Records about charts and figures:
--------------------
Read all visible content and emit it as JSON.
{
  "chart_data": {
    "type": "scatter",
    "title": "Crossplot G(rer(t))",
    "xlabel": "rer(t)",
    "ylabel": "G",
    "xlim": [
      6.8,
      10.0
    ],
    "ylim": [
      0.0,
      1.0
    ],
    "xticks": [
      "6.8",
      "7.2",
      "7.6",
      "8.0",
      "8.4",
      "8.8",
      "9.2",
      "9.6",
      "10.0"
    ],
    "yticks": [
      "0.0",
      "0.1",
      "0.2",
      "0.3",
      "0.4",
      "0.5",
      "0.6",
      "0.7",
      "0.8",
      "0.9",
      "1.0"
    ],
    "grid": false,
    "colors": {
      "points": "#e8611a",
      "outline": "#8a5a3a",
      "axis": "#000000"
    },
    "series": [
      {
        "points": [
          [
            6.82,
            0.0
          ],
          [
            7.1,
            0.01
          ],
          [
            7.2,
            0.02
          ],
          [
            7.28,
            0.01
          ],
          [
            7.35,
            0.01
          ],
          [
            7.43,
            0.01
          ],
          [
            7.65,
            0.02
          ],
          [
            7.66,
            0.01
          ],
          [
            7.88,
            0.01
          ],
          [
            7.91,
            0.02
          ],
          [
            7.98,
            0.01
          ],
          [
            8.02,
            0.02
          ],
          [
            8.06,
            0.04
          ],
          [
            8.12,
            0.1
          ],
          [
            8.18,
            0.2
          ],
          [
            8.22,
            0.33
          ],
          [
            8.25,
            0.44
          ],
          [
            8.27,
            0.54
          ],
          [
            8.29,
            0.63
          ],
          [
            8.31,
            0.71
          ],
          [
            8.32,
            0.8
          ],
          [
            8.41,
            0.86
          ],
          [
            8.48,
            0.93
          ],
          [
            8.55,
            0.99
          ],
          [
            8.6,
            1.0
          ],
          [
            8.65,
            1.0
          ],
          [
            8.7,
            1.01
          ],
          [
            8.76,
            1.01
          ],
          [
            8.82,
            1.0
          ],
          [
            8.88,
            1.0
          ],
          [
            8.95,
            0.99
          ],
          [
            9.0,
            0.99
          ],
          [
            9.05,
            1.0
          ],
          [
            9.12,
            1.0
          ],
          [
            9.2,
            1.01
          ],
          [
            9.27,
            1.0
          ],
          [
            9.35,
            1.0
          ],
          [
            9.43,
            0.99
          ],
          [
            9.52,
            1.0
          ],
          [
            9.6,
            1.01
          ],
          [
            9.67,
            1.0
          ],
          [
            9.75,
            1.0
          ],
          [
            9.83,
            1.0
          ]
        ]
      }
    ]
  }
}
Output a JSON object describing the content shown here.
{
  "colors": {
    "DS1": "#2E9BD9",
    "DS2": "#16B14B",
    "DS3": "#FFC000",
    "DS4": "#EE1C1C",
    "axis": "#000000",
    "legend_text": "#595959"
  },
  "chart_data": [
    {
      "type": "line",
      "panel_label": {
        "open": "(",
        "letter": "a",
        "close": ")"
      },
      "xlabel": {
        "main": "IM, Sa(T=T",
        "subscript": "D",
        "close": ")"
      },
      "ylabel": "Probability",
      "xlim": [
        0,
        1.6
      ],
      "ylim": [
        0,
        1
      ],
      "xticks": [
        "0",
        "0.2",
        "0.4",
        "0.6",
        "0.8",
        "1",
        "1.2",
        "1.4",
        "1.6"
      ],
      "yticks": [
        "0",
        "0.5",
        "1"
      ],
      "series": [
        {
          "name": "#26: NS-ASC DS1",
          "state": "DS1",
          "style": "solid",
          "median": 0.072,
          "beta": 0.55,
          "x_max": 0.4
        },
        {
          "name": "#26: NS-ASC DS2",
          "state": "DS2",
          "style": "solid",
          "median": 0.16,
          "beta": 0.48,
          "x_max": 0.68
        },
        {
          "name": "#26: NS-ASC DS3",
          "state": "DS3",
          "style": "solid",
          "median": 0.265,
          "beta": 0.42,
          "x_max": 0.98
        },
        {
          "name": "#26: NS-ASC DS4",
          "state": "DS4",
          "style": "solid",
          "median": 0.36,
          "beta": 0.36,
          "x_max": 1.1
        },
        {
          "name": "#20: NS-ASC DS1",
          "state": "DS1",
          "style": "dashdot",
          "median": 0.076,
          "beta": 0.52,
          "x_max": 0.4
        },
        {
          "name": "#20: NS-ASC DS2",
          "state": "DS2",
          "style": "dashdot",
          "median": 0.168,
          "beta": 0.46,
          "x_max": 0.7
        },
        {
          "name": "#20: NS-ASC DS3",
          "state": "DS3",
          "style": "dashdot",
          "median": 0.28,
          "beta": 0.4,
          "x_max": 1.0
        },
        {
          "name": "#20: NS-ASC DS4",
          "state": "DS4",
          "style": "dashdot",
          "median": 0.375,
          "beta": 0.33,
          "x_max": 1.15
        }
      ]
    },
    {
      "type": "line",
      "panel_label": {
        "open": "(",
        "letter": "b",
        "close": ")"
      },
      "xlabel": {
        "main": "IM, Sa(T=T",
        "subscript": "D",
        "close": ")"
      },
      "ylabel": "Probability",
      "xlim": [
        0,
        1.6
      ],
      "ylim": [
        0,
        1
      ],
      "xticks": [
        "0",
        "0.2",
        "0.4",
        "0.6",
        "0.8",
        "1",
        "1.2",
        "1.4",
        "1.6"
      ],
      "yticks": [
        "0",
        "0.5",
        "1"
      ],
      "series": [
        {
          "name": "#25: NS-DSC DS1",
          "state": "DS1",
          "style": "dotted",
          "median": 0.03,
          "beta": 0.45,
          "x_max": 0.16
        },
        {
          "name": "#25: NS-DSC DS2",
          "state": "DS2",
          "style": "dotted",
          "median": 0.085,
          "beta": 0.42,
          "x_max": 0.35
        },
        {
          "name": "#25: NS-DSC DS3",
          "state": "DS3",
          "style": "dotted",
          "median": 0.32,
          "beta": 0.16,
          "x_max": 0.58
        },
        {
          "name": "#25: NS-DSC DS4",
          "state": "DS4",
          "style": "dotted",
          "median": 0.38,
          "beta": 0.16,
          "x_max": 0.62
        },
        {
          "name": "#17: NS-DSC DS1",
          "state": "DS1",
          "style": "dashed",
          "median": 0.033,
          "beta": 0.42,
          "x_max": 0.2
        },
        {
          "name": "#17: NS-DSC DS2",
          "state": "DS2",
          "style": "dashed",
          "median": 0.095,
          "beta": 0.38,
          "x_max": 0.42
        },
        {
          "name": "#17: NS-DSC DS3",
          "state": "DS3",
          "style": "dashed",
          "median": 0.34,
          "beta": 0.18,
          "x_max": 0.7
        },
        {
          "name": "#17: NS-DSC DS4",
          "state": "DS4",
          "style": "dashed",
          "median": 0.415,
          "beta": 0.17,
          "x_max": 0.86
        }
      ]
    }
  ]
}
--------------------
CHALLENGE: Send back all of the entries exactly, with nothing missing.

CORRECT RESPONSE:
Read all visible content and emit it as JSON.
{
  "chart_data": {
    "type": "scatter",
    "title": "Crossplot G(rer(t))",
    "xlabel": "rer(t)",
    "ylabel": "G",
    "xlim": [
      6.8,
      10.0
    ],
    "ylim": [
      0.0,
      1.0
    ],
    "xticks": [
      "6.8",
      "7.2",
      "7.6",
      "8.0",
      "8.4",
      "8.8",
      "9.2",
      "9.6",
      "10.0"
    ],
    "yticks": [
      "0.0",
      "0.1",
      "0.2",
      "0.3",
      "0.4",
      "0.5",
      "0.6",
      "0.7",
      "0.8",
      "0.9",
      "1.0"
    ],
    "grid": false,
    "colors": {
      "points": "#e8611a",
      "outline": "#8a5a3a",
      "axis": "#000000"
    },
    "series": [
      {
        "points": [
          [
            6.82,
            0.0
          ],
          [
            7.1,
            0.01
          ],
          [
            7.2,
            0.02
          ],
          [
            7.28,
            0.01
          ],
          [
            7.35,
            0.01
          ],
          [
            7.43,
            0.01
          ],
          [
            7.65,
            0.02
          ],
          [
            7.66,
            0.01
          ],
          [
            7.88,
            0.01
          ],
          [
            7.91,
            0.02
          ],
          [
            7.98,
            0.01
          ],
          [
            8.02,
            0.02
          ],
          [
            8.06,
            0.04
          ],
          [
            8.12,
            0.1
          ],
          [
            8.18,
            0.2
          ],
          [
            8.22,
            0.33
          ],
          [
            8.25,
            0.44
          ],
          [
            8.27,
            0.54
          ],
          [
            8.29,
            0.63
          ],
          [
            8.31,
            0.71
          ],
          [
            8.32,
            0.8
          ],
          [
            8.41,
            0.86
          ],
          [
            8.48,
            0.93
          ],
          [
            8.55,
            0.99
          ],
          [
            8.6,
            1.0
          ],
          [
            8.65,
            1.0
          ],
          [
            8.7,
            1.01
          ],
          [
            8.76,
            1.01
          ],
          [
            8.82,
            1.0
          ],
          [
            8.88,
            1.0
          ],
          [
            8.95,
            0.99
          ],
          [
            9.0,
            0.99
          ],
          [
            9.05,
            1.0
          ],
          [
            9.12,
            1.0
          ],
          [
            9.2,
            1.01
          ],
          [
            9.27,
            1.0
          ],
          [
            9.35,
            1.0
          ],
          [
            9.43,
            0.99
          ],
          [
            9.52,
            1.0
          ],
          [
            9.6,
            1.01
          ],
          [
            9.67,
            1.0
          ],
          [
            9.75,
            1.0
          ],
          [
            9.83,
            1.0
          ]
        ]
      }
    ]
  }
}
Output a JSON object describing the content shown here.
{
  "colors": {
    "DS1": "#2E9BD9",
    "DS2": "#16B14B",
    "DS3": "#FFC000",
    "DS4": "#EE1C1C",
    "axis": "#000000",
    "legend_text": "#595959"
  },
  "chart_data": [
    {
      "type": "line",
      "panel_label": {
        "open": "(",
        "letter": "a",
        "close": ")"
      },
      "xlabel": {
        "main": "IM, Sa(T=T",
        "subscript": "D",
        "close": ")"
      },
      "ylabel": "Probability",
      "xlim": [
        0,
        1.6
      ],
      "ylim": [
        0,
        1
      ],
      "xticks": [
        "0",
        "0.2",
        "0.4",
        "0.6",
        "0.8",
        "1",
        "1.2",
        "1.4",
        "1.6"
      ],
      "yticks": [
        "0",
        "0.5",
        "1"
      ],
      "series": [
        {
          "name": "#26: NS-ASC DS1",
          "state": "DS1",
          "style": "solid",
          "median": 0.072,
          "beta": 0.55,
          "x_max": 0.4
        },
        {
          "name": "#26: NS-ASC DS2",
          "state": "DS2",
          "style": "solid",
          "median": 0.16,
          "beta": 0.48,
          "x_max": 0.68
        },
        {
          "name": "#26: NS-ASC DS3",
          "state": "DS3",
          "style": "solid",
          "median": 0.265,
          "beta": 0.42,
          "x_max": 0.98
        },
        {
          "name": "#26: NS-ASC DS4",
          "state": "DS4",
          "style": "solid",
          "median": 0.36,
          "beta": 0.36,
          "x_max": 1.1
        },
        {
          "name": "#20: NS-ASC DS1",
          "state": "DS1",
          "style": "dashdot",
          "median": 0.076,
          "beta": 0.52,
          "x_max": 0.4
        },
        {
          "name": "#20: NS-ASC DS2",
          "state": "DS2",
          "style": "dashdot",
          "median": 0.168,
          "beta": 0.46,
          "x_max": 0.7
        },
        {
          "name": "#20: NS-ASC DS3",
          "state": "DS3",
          "style": "dashdot",
          "median": 0.28,
          "beta": 0.4,
          "x_max": 1.0
        },
        {
          "name": "#20: NS-ASC DS4",
          "state": "DS4",
          "style": "dashdot",
          "median": 0.375,
          "beta": 0.33,
          "x_max": 1.15
        }
      ]
    },
    {
      "type": "line",
      "panel_label": {
        "open": "(",
        "letter": "b",
        "close": ")"
      },
      "xlabel": {
        "main": "IM, Sa(T=T",
        "subscript": "D",
        "close": ")"
      },
      "ylabel": "Probability",
      "xlim": [
        0,
        1.6
      ],
      "ylim": [
        0,
        1
      ],
      "xticks": [
        "0",
        "0.2",
        "0.4",
        "0.6",
        "0.8",
        "1",
        "1.2",
        "1.4",
        "1.6"
      ],
      "yticks": [
        "0",
        "0.5",
        "1"
      ],
      "series": [
        {
          "name": "#25: NS-DSC DS1",
          "state": "DS1",
          "style": "dotted",
          "median": 0.03,
          "beta": 0.45,
          "x_max": 0.16
        },
        {
          "name": "#25: NS-DSC DS2",
          "state": "DS2",
          "style": "dotted",
          "median": 0.085,
          "beta": 0.42,
          "x_max": 0.35
        },
        {
          "name": "#25: NS-DSC DS3",
          "state": "DS3",
          "style": "dotted",
          "median": 0.32,
          "beta": 0.16,
          "x_max": 0.58
        },
        {
          "name": "#25: NS-DSC DS4",
          "state": "DS4",
          "style": "dotted",
          "median": 0.38,
          "beta": 0.16,
          "x_max": 0.62
        },
        {
          "name": "#17: NS-DSC DS1",
          "state": "DS1",
          "style": "dashed",
          "median": 0.033,
          "beta": 0.42,
          "x_max": 0.2
        },
        {
          "name": "#17: NS-DSC DS2",
          "state": "DS2",
          "style": "dashed",
          "median": 0.095,
          "beta": 0.38,
          "x_max": 0.42
        },
        {
          "name": "#17: NS-DSC DS3",
          "state": "DS3",
          "style": "dashed",
          "median": 0.34,
          "beta": 0.18,
          "x_max": 0.7
        },
        {
          "name": "#17: NS-DSC DS4",
          "state": "DS4",
          "style": "dashed",
          "median": 0.415,
          "beta": 0.17,
          "x_max": 0.86
        }
      ]
    }
  ]
}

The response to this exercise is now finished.